* Start INPUT *

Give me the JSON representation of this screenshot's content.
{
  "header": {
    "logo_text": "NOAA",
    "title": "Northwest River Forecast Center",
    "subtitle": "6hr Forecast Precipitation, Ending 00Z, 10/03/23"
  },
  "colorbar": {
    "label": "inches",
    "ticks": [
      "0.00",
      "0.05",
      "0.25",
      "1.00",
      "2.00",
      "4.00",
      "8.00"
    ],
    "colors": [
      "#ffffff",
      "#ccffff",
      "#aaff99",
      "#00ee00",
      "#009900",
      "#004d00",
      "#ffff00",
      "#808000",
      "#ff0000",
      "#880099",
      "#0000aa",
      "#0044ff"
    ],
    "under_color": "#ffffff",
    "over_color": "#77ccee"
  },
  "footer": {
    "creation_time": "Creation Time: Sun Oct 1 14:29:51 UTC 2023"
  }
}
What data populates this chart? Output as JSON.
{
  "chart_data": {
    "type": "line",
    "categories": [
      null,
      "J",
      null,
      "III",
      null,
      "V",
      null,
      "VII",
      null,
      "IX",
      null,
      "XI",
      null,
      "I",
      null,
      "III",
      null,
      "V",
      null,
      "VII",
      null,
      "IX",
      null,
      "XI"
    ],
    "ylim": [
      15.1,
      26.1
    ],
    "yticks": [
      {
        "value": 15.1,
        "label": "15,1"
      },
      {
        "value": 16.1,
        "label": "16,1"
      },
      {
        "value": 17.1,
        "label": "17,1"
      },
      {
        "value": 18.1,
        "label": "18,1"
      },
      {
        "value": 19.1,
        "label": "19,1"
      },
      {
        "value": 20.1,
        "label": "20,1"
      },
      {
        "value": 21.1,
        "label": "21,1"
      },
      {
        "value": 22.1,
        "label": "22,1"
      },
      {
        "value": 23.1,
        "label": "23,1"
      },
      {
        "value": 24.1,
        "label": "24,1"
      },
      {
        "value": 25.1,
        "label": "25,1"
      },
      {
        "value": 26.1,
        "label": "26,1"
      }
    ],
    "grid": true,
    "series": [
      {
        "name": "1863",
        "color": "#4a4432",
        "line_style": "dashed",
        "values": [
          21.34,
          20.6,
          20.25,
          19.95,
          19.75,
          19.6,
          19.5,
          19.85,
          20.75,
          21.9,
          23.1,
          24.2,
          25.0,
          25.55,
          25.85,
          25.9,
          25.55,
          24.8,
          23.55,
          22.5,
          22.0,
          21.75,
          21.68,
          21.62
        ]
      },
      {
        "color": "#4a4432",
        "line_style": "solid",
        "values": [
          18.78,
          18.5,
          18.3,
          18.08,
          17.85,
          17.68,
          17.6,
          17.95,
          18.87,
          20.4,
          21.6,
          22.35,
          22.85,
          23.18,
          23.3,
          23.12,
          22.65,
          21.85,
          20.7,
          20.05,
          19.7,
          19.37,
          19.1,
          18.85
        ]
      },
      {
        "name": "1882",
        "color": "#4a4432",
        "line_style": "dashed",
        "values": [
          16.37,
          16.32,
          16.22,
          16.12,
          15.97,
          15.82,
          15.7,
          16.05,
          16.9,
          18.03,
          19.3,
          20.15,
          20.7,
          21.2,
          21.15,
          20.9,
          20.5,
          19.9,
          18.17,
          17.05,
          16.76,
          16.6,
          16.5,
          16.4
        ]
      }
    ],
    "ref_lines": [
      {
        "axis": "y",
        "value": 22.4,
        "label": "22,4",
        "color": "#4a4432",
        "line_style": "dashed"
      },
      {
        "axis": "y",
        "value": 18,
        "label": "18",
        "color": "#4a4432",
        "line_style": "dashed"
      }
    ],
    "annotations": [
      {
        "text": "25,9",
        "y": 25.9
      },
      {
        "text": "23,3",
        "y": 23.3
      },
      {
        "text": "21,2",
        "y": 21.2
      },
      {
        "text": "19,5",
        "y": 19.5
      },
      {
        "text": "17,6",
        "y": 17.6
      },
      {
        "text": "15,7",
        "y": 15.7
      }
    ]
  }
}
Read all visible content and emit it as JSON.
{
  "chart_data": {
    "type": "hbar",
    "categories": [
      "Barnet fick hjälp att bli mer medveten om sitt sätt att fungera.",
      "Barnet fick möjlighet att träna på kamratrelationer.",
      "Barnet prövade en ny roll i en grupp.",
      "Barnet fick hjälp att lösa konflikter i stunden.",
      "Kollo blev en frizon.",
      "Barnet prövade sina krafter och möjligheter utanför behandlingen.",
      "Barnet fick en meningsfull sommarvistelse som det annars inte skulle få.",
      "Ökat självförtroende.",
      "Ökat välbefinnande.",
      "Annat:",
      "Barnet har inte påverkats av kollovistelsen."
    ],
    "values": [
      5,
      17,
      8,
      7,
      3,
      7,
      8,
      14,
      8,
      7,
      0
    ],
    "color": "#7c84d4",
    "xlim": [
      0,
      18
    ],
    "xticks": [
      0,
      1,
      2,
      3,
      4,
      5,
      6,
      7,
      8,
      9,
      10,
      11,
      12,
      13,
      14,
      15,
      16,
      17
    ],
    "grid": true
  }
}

* End INPUT *

WHAT TO DO: Gather all the lines that include the word "this" and copy them out.

THE COMPLETED TASK:
Give me the JSON representation of this screenshot's content.
What data populates this chart? Output as JSON.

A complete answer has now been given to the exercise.